DATA FOR PROCESSING start

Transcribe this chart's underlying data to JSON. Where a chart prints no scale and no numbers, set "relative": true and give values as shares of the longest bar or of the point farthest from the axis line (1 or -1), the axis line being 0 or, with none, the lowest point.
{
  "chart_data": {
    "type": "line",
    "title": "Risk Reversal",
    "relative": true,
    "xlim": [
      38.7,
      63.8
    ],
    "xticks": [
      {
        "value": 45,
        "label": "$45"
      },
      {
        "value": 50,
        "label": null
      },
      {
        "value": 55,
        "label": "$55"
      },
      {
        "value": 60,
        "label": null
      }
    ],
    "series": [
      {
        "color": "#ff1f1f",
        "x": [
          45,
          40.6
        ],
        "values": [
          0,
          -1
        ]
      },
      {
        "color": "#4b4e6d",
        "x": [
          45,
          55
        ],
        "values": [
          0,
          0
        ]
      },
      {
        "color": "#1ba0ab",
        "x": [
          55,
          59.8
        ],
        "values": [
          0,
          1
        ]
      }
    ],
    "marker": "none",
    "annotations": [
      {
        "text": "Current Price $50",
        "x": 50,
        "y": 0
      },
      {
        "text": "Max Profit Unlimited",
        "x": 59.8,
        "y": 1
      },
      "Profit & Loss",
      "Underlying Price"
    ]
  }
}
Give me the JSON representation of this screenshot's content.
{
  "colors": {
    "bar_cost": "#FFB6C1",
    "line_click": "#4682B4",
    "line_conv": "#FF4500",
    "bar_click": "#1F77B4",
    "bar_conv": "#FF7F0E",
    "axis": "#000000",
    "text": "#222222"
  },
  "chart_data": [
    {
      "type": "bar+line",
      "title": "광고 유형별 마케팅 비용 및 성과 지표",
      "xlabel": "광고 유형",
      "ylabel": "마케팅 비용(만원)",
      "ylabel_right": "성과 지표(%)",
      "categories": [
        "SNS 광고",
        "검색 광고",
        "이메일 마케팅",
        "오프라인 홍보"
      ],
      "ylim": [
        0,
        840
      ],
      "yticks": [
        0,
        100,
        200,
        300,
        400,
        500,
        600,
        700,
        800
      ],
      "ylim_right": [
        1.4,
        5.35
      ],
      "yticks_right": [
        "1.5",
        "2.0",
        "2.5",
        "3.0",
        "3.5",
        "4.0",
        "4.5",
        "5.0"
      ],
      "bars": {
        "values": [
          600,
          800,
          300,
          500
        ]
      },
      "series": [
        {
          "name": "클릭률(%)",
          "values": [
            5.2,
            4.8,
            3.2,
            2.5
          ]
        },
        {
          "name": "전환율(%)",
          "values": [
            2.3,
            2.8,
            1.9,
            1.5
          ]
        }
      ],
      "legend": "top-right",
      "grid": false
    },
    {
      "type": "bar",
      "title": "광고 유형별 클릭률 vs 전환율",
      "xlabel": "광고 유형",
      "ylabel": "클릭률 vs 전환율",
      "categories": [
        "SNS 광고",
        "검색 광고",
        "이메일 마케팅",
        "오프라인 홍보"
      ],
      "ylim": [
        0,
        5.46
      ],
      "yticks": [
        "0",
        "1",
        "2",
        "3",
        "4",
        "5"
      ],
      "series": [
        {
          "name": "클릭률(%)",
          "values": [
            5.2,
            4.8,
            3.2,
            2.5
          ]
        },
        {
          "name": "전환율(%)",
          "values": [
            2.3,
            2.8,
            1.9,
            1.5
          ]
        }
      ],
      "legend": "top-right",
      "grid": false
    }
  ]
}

DATA FOR PROCESSING end

# WHAT IS EXPECTED:
Find the lines containing "Profit" and pull them out.

# ANSWER FOR THE TASK:
        "text": "Max Profit Unlimited",
      "Profit & Loss",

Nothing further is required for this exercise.